**** Materials provided ****

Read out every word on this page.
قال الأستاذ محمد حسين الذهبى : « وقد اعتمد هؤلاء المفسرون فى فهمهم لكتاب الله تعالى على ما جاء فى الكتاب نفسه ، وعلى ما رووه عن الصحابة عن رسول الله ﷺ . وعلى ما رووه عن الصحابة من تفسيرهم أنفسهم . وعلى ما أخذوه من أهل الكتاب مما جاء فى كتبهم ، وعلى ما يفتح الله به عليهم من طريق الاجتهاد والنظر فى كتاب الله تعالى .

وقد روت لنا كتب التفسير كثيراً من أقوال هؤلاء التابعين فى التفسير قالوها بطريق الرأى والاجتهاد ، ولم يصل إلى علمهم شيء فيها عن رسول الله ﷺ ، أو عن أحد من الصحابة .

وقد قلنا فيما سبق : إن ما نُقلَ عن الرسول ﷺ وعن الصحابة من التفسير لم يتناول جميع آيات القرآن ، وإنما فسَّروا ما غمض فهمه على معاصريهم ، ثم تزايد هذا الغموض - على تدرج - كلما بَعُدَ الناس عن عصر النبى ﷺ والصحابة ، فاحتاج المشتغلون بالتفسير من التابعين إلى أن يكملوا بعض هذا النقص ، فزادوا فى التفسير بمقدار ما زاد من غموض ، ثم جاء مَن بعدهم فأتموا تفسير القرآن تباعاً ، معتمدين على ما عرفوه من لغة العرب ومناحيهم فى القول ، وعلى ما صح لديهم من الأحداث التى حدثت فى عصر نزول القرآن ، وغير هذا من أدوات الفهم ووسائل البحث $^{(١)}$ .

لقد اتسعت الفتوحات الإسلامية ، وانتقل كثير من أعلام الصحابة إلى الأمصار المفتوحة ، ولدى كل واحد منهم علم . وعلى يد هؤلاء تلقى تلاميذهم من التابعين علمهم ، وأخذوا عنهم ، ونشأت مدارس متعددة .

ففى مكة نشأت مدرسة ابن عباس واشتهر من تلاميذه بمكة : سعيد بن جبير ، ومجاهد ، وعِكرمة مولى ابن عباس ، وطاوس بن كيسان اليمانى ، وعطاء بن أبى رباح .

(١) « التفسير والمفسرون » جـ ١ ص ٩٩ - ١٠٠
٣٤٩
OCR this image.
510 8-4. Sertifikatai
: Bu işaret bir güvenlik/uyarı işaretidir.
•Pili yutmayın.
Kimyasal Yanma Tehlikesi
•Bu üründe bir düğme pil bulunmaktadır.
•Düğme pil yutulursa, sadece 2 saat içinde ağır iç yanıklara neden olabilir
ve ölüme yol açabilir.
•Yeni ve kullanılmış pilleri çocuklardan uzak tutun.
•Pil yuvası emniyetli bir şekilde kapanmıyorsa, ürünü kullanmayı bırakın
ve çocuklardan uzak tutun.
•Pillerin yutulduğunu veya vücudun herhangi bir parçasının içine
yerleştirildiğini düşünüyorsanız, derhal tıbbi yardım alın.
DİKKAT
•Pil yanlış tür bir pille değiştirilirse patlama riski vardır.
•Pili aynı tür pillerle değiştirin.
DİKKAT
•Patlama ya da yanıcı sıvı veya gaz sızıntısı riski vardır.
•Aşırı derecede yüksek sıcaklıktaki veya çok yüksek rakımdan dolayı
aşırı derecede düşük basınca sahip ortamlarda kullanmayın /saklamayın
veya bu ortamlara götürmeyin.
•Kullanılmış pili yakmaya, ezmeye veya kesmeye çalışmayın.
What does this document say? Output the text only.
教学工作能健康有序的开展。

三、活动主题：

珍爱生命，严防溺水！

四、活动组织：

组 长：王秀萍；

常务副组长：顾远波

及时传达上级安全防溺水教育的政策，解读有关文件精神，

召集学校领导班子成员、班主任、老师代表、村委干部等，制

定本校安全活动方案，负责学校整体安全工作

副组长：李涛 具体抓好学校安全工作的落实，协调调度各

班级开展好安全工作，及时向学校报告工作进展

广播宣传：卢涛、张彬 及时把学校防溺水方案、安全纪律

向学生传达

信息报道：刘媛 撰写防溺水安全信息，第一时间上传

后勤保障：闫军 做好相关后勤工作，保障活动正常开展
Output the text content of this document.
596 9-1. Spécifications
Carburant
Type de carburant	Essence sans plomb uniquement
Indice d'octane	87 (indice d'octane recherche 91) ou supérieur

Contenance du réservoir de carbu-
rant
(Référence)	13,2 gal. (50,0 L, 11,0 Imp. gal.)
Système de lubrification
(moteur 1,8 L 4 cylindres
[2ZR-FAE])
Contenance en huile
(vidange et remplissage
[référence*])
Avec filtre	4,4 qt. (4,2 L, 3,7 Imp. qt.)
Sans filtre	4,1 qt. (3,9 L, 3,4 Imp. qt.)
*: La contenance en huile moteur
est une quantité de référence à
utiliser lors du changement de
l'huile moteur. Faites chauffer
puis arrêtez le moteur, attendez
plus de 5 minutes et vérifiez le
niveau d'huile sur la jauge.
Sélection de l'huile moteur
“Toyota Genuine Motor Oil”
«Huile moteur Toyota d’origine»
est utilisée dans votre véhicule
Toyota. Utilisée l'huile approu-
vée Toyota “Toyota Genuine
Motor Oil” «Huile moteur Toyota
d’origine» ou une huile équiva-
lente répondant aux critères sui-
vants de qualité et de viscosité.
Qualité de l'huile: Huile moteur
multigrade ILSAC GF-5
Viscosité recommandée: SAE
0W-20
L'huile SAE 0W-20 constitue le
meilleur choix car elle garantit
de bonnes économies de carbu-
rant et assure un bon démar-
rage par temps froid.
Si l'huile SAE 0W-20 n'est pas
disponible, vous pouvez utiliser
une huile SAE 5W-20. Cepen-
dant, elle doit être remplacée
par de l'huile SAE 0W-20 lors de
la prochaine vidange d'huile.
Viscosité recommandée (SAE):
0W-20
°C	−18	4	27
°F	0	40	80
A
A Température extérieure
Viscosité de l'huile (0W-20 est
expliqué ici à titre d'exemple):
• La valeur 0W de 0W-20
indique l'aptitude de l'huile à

****

Do this :: Word for word, extract all the records.

Correct answer ::
Read out every word on this page.
قال الأستاذ محمد حسين الذهبى : « وقد اعتمد هؤلاء المفسرون فى فهمهم لكتاب الله تعالى على ما جاء فى الكتاب نفسه ، وعلى ما رووه عن الصحابة عن رسول الله ﷺ . وعلى ما رووه عن الصحابة من تفسيرهم أنفسهم . وعلى ما أخذوه من أهل الكتاب مما جاء فى كتبهم ، وعلى ما يفتح الله به عليهم من طريق الاجتهاد والنظر فى كتاب الله تعالى .

وقد روت لنا كتب التفسير كثيراً من أقوال هؤلاء التابعين فى التفسير قالوها بطريق الرأى والاجتهاد ، ولم يصل إلى علمهم شيء فيها عن رسول الله ﷺ ، أو عن أحد من الصحابة .

وقد قلنا فيما سبق : إن ما نُقلَ عن الرسول ﷺ وعن الصحابة من التفسير لم يتناول جميع آيات القرآن ، وإنما فسَّروا ما غمض فهمه على معاصريهم ، ثم تزايد هذا الغموض - على تدرج - كلما بَعُدَ الناس عن عصر النبى ﷺ والصحابة ، فاحتاج المشتغلون بالتفسير من التابعين إلى أن يكملوا بعض هذا النقص ، فزادوا فى التفسير بمقدار ما زاد من غموض ، ثم جاء مَن بعدهم فأتموا تفسير القرآن تباعاً ، معتمدين على ما عرفوه من لغة العرب ومناحيهم فى القول ، وعلى ما صح لديهم من الأحداث التى حدثت فى عصر نزول القرآن ، وغير هذا من أدوات الفهم ووسائل البحث $^{(١)}$ .

لقد اتسعت الفتوحات الإسلامية ، وانتقل كثير من أعلام الصحابة إلى الأمصار المفتوحة ، ولدى كل واحد منهم علم . وعلى يد هؤلاء تلقى تلاميذهم من التابعين علمهم ، وأخذوا عنهم ، ونشأت مدارس متعددة .

ففى مكة نشأت مدرسة ابن عباس واشتهر من تلاميذه بمكة : سعيد بن جبير ، ومجاهد ، وعِكرمة مولى ابن عباس ، وطاوس بن كيسان اليمانى ، وعطاء بن أبى رباح .

(١) « التفسير والمفسرون » جـ ١ ص ٩٩ - ١٠٠
٣٤٩
OCR this image.
510 8-4. Sertifikatai
: Bu işaret bir güvenlik/uyarı işaretidir.
•Pili yutmayın.
Kimyasal Yanma Tehlikesi
•Bu üründe bir düğme pil bulunmaktadır.
•Düğme pil yutulursa, sadece 2 saat içinde ağır iç yanıklara neden olabilir
ve ölüme yol açabilir.
•Yeni ve kullanılmış pilleri çocuklardan uzak tutun.
•Pil yuvası emniyetli bir şekilde kapanmıyorsa, ürünü kullanmayı bırakın
ve çocuklardan uzak tutun.
•Pillerin yutulduğunu veya vücudun herhangi bir parçasının içine
yerleştirildiğini düşünüyorsanız, derhal tıbbi yardım alın.
DİKKAT
•Pil yanlış tür bir pille değiştirilirse patlama riski vardır.
•Pili aynı tür pillerle değiştirin.
DİKKAT
•Patlama ya da yanıcı sıvı veya gaz sızıntısı riski vardır.
•Aşırı derecede yüksek sıcaklıktaki veya çok yüksek rakımdan dolayı
aşırı derecede düşük basınca sahip ortamlarda kullanmayın /saklamayın
veya bu ortamlara götürmeyin.
•Kullanılmış pili yakmaya, ezmeye veya kesmeye çalışmayın.
What does this document say? Output the text only.
教学工作能健康有序的开展。

三、活动主题：

珍爱生命，严防溺水！

四、活动组织：

组 长：王秀萍；

常务副组长：顾远波

及时传达上级安全防溺水教育的政策，解读有关文件精神，

召集学校领导班子成员、班主任、老师代表、村委干部等，制

定本校安全活动方案，负责学校整体安全工作

副组长：李涛 具体抓好学校安全工作的落实，协调调度各

班级开展好安全工作，及时向学校报告工作进展

广播宣传：卢涛、张彬 及时把学校防溺水方案、安全纪律

向学生传达

信息报道：刘媛 撰写防溺水安全信息，第一时间上传

后勤保障：闫军 做好相关后勤工作，保障活动正常开展
Output the text content of this document.
596 9-1. Spécifications
Carburant
Type de carburant	Essence sans plomb uniquement
Indice d'octane	87 (indice d'octane recherche 91) ou supérieur

Contenance du réservoir de carbu-
rant
(Référence)	13,2 gal. (50,0 L, 11,0 Imp. gal.)
Système de lubrification
(moteur 1,8 L 4 cylindres
[2ZR-FAE])
Contenance en huile
(vidange et remplissage
[référence*])
Avec filtre	4,4 qt. (4,2 L, 3,7 Imp. qt.)
Sans filtre	4,1 qt. (3,9 L, 3,4 Imp. qt.)
*: La contenance en huile moteur
est une quantité de référence à
utiliser lors du changement de
l'huile moteur. Faites chauffer
puis arrêtez le moteur, attendez
plus de 5 minutes et vérifiez le
niveau d'huile sur la jauge.
Sélection de l'huile moteur
“Toyota Genuine Motor Oil”
«Huile moteur Toyota d’origine»
est utilisée dans votre véhicule
Toyota. Utilisée l'huile approu-
vée Toyota “Toyota Genuine
Motor Oil” «Huile moteur Toyota
d’origine» ou une huile équiva-
lente répondant aux critères sui-
vants de qualité et de viscosité.
Qualité de l'huile: Huile moteur
multigrade ILSAC GF-5
Viscosité recommandée: SAE
0W-20
L'huile SAE 0W-20 constitue le
meilleur choix car elle garantit
de bonnes économies de carbu-
rant et assure un bon démar-
rage par temps froid.
Si l'huile SAE 0W-20 n'est pas
disponible, vous pouvez utiliser
une huile SAE 5W-20. Cepen-
dant, elle doit être remplacée
par de l'huile SAE 0W-20 lors de
la prochaine vidange d'huile.
Viscosité recommandée (SAE):
0W-20
°C	−18	4	27
°F	0	40	80
A
A Température extérieure
Viscosité de l'huile (0W-20 est
expliqué ici à titre d'exemple):
• La valeur 0W de 0W-20
indique l'aptitude de l'huile à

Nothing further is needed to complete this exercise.